_BRIEF 1:_ Please reproduce the part of the Hood campaign discussion starting at "I doubt the" and ending at "to the battlefield.".
_BRIEF 2:_
Answer these questions from the Hood campaign discussion, one answer per line:
(a) Which general had also at one time espoused the idea of fighting through to Ohio?
(b) Where does one writer say the war was definitively lost?
(c) Which city would Hood have had to take in order to replenish from captured Federal stores?

_SUPPLIED TEXT:_
Hood truly believed he could fight his way through Tennessee, Kentucky and into Ohio, a fantasy that had also been espoused at one time or another by General Beauregard. Under this fantastic scenario, federal pressure on the Virginia front would have been relieved, and the northern will to continue fighting dealt a severe blow. But by the end of the Atlanta campaign in September 1864, the AOT had been seriously depleted, not least of which was a result of Hood's reckless generalship.
 
Aside from Hood's characteristic aggressive behavior, I see little point in going on the Franklin-Nashville Campaign. If it succeded, what would Hood have gained for the Confederacy, if not a few more dead and a few more days before the final surrender. The war was definitively lost at Atlanta. What did Hood have to gain in a costly offensive?

I believe the offensive could have worked, if handled differently by another General who would not let the Union forces slip by the Confederates at Spring Hill, not ordered the disastrous frontal assault at Franklin or trying to lay siege to a much larger army like at Nashville. So many tactical errors where made during that Campaign.
 
I doubt the offensive would have worked because at this point it was too late for the Confederacy to win in 1864 unlike say Bull Run July 1861 to post-Trent Affair January 1862 or Seven Days Summer 1862-Mud March early January-February 1863 where there was the possibility of a Confederate victory through the polls in addition to the battlefield.
 
Once Hood decided to let Sherman go "Marching Through Georgia" virtually unopposed, he really had few choices left that could have made any real difference in the war's outcome. I don't think anyone will ever figure out exactly what went wrong at Spring Hill. The historian who could accurately decipher that fiasco should have a monument built to his memory...then came Franklin...then Nashville. For Hood's fantasy offensive to have had a snowball's chance in h*** of working, he would have had to take Nashville and replenish from captured Federal stores. How was that going to happen with the wreckage of an army he moved out of Franklin with? Anyway...just my "two-cents."
 
Once Hood decided to let Sherman go "Marching Through Georgia" virtually unopposed, he really had few choices left that could have made any real difference in the war's outcome. I don't think anyone will ever figure out exactly what went wrong at Spring Hill. The historian who could accurately decipher that fiasco should have a monument built to his memory...then came Franklin...then Nashville. For Hood's fantasy offensive to have had a snowball's chance in h*** of working, he would have had to take Nashville and replenish from captured Federal stores. How was that going to happen with the wreckage of an army he moved out of Franklin with? Anyway...just my "two-cents."

_STORED ROWS:_

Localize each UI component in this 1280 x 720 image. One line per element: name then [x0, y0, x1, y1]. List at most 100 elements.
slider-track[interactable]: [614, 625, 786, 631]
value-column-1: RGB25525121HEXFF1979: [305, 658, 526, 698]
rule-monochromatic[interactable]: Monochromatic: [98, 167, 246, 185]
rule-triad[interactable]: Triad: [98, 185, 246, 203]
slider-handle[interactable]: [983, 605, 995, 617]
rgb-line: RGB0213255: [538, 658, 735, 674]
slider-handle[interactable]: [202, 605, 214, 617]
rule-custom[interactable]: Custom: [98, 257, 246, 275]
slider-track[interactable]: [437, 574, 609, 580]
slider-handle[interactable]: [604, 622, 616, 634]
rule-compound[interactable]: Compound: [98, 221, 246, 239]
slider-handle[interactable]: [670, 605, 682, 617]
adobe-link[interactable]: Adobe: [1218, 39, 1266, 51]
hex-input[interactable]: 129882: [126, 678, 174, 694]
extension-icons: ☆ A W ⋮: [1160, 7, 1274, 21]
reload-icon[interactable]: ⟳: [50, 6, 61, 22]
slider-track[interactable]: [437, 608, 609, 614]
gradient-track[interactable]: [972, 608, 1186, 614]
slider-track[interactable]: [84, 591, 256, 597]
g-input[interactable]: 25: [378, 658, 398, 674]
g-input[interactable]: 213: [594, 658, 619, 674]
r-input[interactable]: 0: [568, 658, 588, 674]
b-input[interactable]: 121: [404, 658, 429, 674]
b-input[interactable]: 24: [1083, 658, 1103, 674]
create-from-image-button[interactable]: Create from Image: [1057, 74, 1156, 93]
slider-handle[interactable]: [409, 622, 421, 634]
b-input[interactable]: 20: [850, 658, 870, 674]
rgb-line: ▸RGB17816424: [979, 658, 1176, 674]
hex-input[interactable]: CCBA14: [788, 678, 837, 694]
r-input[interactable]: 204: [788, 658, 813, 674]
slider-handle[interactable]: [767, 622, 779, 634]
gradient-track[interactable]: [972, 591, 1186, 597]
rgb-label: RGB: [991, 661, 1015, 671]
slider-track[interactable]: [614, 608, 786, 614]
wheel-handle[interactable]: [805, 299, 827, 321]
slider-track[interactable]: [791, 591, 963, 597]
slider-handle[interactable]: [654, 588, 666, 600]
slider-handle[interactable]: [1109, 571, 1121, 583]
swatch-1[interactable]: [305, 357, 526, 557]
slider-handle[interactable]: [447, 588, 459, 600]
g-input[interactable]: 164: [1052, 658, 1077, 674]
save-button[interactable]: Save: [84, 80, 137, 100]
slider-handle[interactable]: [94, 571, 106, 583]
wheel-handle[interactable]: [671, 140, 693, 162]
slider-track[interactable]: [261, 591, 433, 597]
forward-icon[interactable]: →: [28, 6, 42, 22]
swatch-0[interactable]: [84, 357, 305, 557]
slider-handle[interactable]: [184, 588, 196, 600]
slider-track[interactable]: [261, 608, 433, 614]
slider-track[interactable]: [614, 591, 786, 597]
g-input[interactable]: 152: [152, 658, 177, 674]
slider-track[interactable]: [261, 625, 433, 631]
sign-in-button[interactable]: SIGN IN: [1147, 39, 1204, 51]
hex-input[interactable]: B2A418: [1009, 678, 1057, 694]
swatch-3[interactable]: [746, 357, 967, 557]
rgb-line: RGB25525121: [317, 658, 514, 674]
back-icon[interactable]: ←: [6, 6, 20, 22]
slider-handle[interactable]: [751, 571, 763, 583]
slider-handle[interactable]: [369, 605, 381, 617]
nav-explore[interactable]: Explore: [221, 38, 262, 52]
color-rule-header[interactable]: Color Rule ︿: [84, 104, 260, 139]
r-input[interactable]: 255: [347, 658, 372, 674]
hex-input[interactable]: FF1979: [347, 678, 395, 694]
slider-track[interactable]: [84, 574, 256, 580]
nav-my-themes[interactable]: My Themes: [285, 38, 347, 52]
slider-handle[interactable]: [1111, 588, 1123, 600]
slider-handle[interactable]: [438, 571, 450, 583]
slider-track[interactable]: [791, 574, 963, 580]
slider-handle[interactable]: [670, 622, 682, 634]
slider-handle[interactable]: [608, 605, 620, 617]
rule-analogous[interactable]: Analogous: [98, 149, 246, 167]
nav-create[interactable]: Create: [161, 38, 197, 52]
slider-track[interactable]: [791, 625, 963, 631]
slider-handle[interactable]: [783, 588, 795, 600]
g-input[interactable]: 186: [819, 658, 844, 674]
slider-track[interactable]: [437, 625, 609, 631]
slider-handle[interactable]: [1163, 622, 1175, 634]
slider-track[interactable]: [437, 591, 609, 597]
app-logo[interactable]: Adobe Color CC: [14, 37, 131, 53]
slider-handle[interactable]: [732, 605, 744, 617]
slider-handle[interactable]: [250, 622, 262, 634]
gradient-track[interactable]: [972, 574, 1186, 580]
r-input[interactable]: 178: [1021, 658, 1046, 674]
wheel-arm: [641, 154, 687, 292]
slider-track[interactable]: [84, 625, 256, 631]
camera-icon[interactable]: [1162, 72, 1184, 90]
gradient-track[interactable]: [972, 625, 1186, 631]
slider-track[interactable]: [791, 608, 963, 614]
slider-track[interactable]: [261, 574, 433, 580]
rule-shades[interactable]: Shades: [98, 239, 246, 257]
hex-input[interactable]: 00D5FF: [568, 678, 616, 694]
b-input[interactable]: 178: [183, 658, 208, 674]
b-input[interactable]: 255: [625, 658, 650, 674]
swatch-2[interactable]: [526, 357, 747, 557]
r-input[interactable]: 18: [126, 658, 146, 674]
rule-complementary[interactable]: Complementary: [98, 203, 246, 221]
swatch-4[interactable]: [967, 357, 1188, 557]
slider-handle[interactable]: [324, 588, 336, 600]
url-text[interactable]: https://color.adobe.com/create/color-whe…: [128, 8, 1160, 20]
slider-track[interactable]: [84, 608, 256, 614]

_TASK RESULT 1:_
I doubt the offensive would have worked because at this point it was too late for the Confederacy to win in 1864 unlike say Bull Run July 1861 to post-Trent Affair January 1862 or Seven Days Summer 1862-Mud March early January-February 1863 where there was the possibility of a Confederate victory through the polls in addition to the battlefield.

_TASK RESULT 2:_
(a) General Beauregard
(b) At Atlanta
(c) Nashville